--- start of Input material ---

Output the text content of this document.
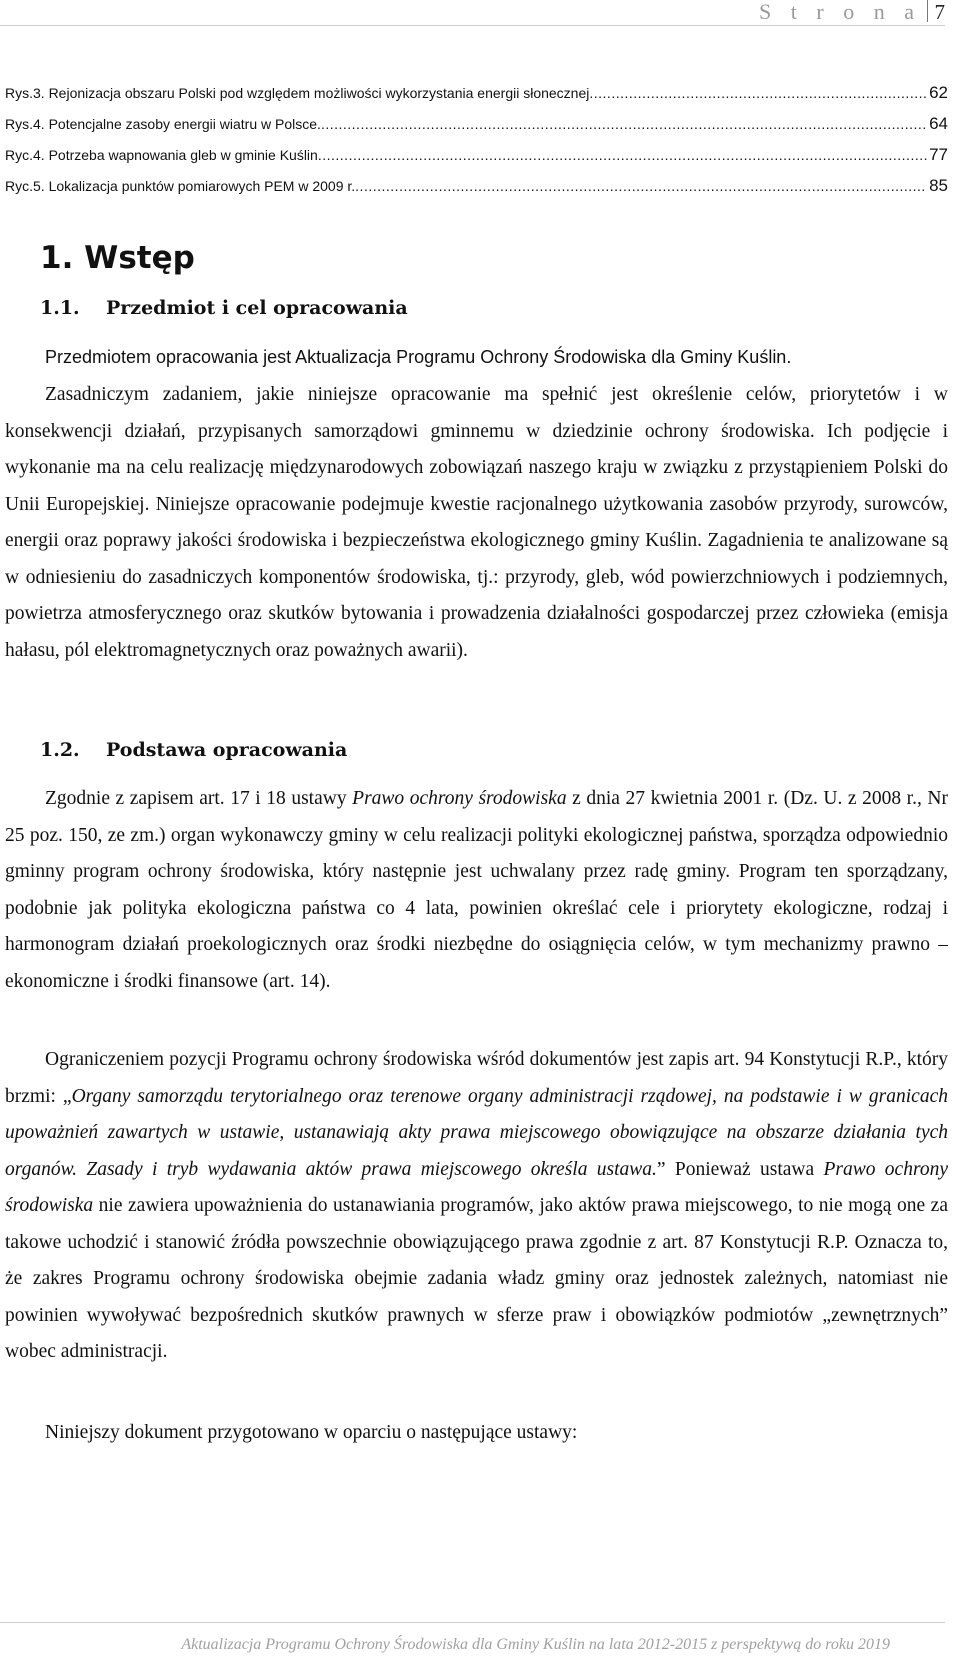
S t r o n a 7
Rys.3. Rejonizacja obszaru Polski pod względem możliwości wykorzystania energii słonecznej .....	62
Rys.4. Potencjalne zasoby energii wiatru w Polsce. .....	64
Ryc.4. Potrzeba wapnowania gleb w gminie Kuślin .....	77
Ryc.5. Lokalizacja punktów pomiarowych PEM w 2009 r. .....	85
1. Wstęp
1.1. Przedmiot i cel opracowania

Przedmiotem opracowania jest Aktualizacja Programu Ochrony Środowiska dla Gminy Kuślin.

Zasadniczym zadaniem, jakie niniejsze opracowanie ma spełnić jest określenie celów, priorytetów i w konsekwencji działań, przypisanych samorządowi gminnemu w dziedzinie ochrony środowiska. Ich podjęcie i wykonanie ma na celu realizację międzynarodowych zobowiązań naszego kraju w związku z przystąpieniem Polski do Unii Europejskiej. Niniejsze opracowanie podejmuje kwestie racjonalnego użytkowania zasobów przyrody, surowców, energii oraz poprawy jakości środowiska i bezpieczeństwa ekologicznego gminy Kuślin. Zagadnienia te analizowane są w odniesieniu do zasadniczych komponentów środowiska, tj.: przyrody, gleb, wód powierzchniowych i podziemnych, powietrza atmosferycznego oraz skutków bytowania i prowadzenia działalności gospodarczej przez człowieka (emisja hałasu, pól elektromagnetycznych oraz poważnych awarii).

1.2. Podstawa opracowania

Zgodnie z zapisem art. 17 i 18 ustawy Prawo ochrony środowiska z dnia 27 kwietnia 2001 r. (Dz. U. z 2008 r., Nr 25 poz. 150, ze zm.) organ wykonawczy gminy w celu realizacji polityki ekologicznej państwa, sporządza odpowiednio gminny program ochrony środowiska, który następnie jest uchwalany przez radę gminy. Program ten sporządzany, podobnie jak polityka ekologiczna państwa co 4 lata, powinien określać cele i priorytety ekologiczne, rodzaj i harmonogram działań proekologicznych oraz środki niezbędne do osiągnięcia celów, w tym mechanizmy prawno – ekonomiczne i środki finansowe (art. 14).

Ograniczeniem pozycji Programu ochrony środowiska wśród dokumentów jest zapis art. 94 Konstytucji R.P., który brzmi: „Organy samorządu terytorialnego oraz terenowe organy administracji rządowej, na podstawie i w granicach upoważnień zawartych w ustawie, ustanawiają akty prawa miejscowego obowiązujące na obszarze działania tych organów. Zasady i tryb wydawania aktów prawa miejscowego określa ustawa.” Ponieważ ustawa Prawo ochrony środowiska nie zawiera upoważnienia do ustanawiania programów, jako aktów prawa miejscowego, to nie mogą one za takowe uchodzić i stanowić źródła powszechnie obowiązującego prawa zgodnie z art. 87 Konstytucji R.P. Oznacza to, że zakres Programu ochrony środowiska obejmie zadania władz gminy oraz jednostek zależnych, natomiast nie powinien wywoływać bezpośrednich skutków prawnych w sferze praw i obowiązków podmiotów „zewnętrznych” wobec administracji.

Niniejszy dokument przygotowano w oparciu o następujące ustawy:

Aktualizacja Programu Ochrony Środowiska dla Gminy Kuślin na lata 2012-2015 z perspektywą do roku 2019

--- end of Input material ---
--- start of Input material ---

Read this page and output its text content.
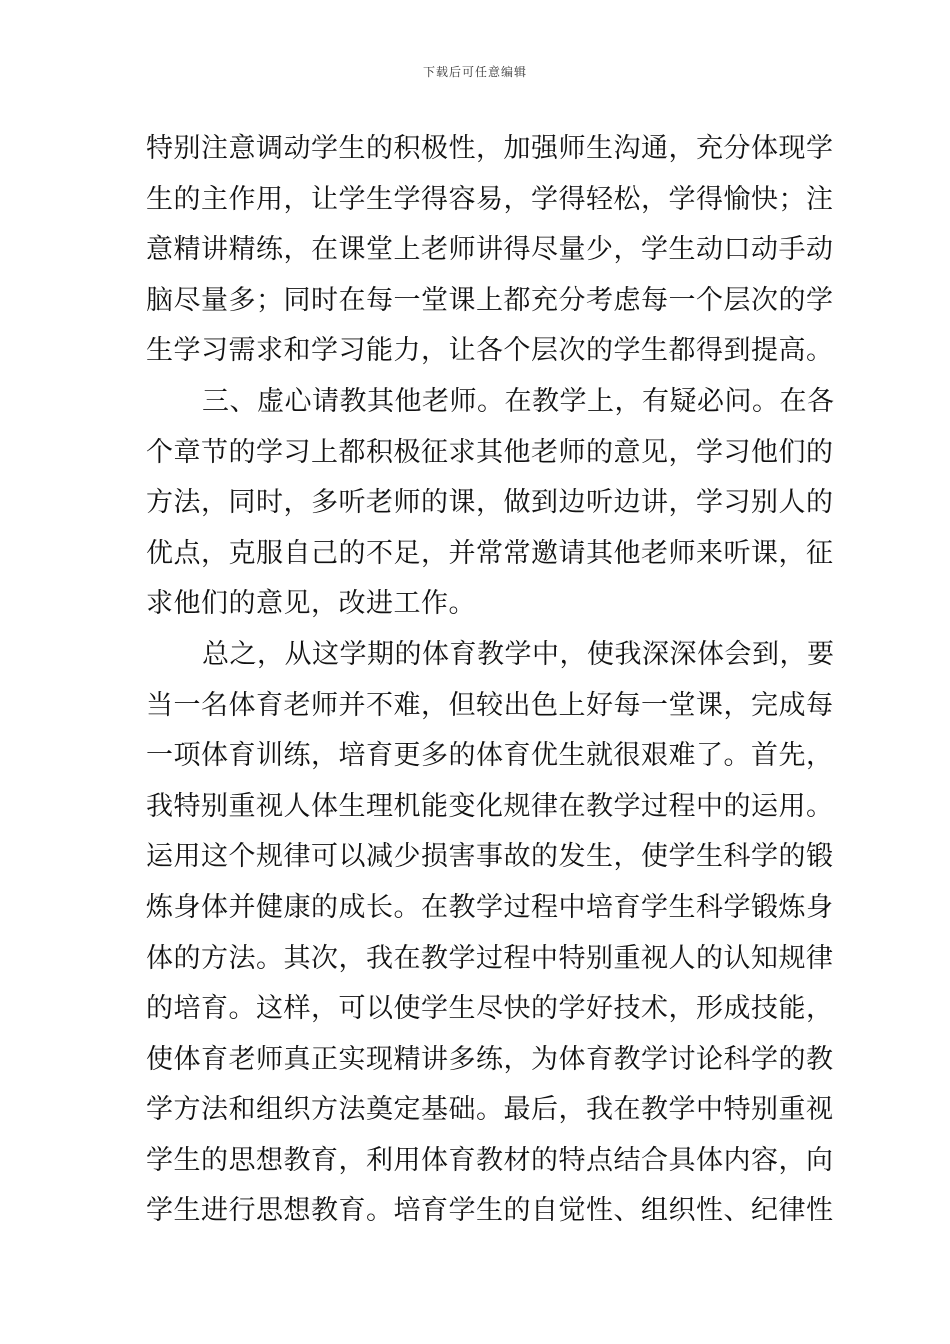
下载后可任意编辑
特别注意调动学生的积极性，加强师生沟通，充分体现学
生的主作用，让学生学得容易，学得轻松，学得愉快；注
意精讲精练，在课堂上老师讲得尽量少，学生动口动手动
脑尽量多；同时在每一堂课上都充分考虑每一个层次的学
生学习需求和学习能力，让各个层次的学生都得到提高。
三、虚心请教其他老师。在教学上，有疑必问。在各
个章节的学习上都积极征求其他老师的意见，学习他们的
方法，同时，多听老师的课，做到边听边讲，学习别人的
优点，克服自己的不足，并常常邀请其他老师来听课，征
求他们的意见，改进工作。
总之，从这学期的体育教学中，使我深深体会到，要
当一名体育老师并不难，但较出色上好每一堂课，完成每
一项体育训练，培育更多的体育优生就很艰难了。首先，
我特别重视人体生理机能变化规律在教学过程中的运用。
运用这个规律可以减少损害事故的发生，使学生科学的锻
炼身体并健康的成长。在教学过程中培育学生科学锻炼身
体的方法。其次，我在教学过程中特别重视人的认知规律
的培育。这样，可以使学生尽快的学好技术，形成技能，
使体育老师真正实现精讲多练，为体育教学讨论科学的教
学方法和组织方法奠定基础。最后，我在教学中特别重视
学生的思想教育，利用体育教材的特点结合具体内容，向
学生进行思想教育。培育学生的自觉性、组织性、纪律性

--- end of Input material ---
--- start of Input material ---

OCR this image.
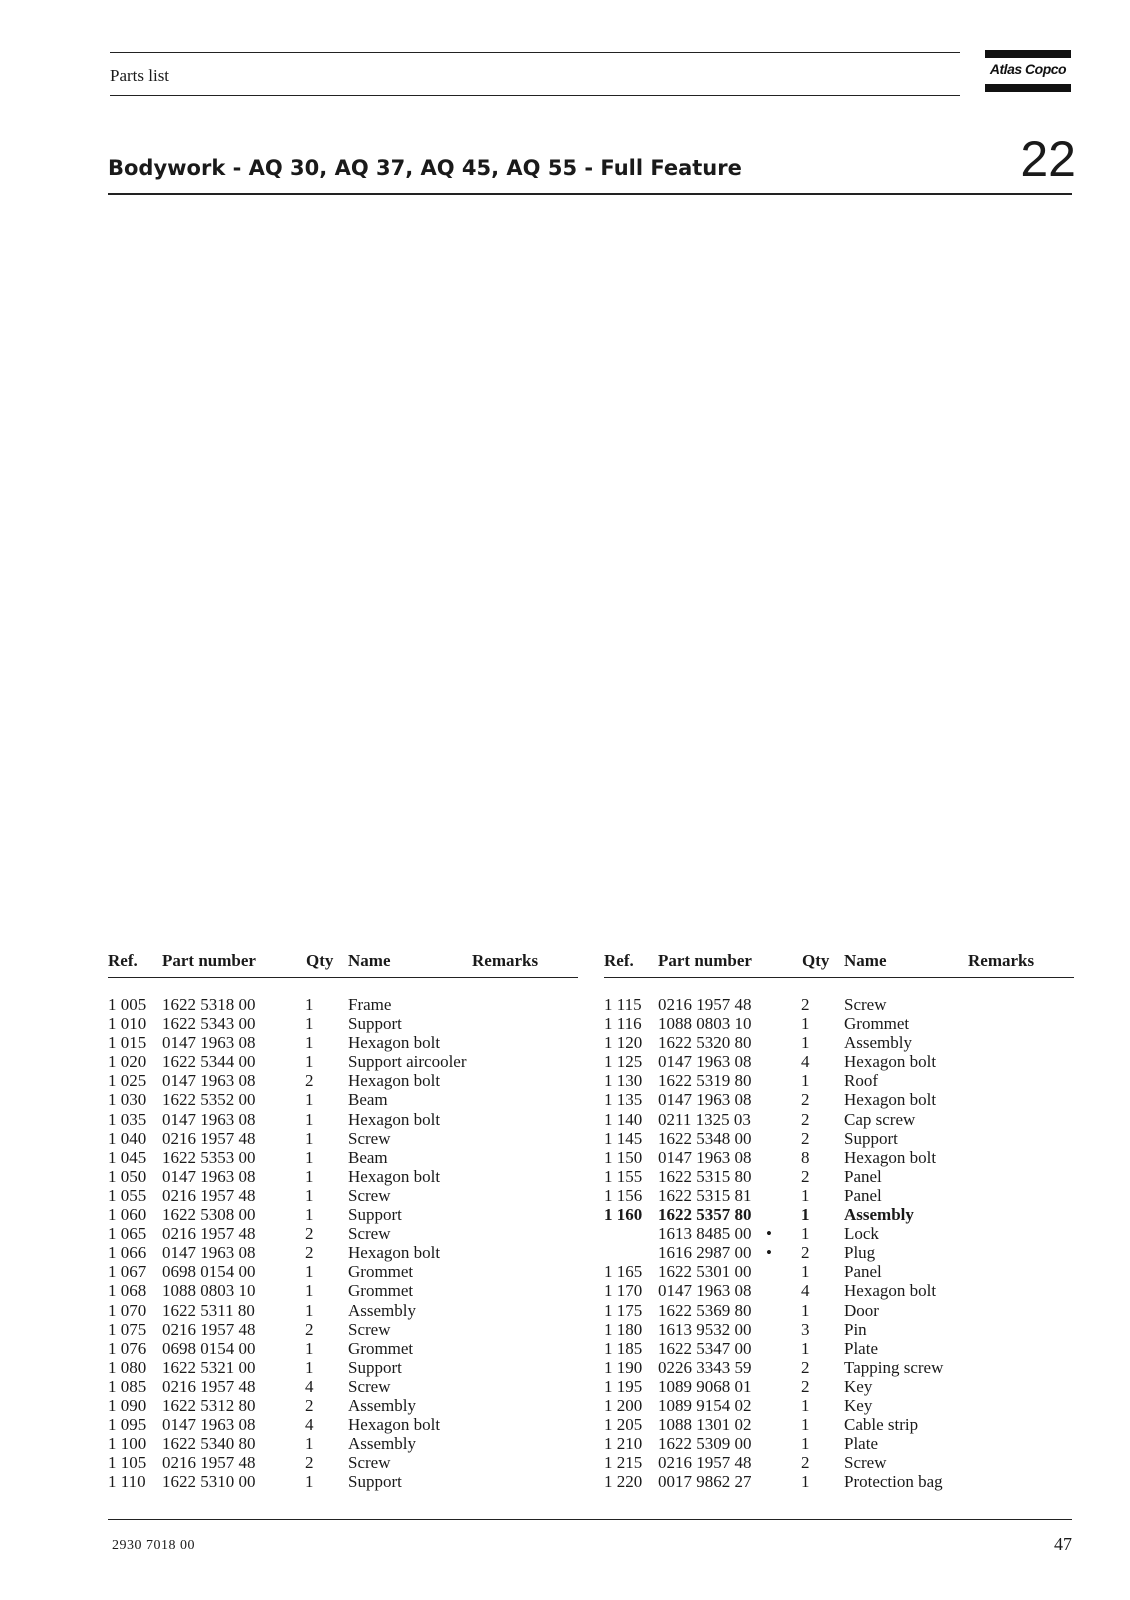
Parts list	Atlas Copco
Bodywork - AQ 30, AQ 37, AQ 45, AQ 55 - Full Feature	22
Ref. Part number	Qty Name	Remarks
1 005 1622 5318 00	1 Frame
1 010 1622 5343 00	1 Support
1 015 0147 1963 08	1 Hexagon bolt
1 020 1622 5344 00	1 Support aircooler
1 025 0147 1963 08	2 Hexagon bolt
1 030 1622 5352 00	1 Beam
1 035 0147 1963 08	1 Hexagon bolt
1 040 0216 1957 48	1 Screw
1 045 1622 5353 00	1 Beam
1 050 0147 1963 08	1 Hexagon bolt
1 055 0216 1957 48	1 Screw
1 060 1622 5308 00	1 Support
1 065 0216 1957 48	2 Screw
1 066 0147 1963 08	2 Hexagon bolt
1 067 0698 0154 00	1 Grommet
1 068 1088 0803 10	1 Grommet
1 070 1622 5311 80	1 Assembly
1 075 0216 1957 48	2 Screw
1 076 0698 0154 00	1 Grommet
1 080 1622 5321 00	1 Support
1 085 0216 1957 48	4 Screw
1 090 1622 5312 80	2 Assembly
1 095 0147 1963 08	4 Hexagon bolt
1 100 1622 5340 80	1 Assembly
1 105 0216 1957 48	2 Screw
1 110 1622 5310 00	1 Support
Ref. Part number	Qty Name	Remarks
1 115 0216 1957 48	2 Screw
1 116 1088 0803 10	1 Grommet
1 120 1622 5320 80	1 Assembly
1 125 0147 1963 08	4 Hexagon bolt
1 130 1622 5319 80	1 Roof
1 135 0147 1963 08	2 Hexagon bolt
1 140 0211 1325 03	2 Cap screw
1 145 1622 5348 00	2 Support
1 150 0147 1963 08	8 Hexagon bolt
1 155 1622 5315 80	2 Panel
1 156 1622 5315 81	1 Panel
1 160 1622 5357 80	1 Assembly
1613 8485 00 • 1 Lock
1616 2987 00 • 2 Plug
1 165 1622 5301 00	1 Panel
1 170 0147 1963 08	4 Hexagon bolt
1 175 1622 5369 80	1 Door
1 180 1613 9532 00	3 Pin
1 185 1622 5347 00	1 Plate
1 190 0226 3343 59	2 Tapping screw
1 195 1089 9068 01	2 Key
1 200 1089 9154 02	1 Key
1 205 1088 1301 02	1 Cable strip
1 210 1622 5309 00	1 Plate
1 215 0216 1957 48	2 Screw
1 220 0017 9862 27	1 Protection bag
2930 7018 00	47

--- end of Input material ---

Task objective: Identify every line above that includes the word "opracowania", and show those lines.

Task answer:
1.1. Przedmiot i cel opracowania
Przedmiotem opracowania jest Aktualizacja Programu Ochrony Środowiska dla Gminy Kuślin.
1.2. Podstawa opracowania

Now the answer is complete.